_Task prompt_
Report the number of lines containing "LIBOR", with no other words.
━━ Items ━━
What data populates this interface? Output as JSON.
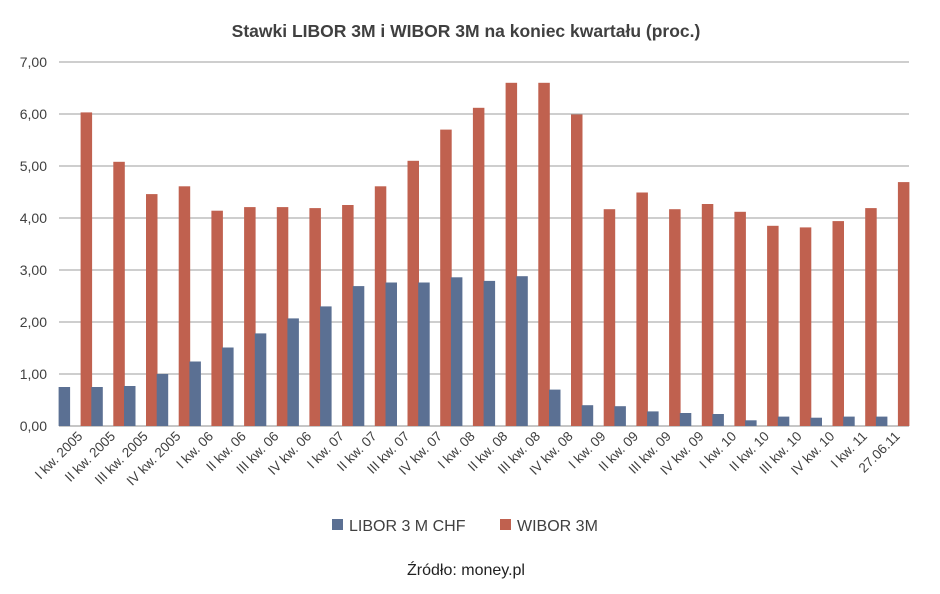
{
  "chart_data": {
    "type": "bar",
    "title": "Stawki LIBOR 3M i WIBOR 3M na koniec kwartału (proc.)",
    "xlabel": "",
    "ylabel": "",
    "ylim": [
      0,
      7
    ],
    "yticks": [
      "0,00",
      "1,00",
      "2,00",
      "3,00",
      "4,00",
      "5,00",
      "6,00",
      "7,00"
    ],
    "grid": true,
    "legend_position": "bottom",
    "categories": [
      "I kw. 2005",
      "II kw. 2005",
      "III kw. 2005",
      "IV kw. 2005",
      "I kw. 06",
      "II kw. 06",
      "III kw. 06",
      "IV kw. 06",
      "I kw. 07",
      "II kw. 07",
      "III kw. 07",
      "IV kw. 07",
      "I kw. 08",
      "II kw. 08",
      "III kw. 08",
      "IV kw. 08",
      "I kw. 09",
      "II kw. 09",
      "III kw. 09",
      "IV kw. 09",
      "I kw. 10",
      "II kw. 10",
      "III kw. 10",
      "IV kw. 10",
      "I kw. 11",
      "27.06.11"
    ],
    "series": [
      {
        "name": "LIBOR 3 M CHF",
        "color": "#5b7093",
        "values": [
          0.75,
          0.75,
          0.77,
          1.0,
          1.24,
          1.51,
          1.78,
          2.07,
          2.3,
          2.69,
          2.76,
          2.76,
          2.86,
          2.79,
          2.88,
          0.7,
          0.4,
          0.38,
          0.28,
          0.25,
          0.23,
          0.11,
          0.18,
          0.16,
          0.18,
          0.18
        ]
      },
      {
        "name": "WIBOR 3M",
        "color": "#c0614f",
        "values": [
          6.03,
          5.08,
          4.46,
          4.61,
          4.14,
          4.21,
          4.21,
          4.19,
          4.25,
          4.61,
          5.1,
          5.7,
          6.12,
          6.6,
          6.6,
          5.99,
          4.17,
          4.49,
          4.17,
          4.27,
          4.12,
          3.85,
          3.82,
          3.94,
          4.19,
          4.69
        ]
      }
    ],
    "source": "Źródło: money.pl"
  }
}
━━━
_Answer to this task_
2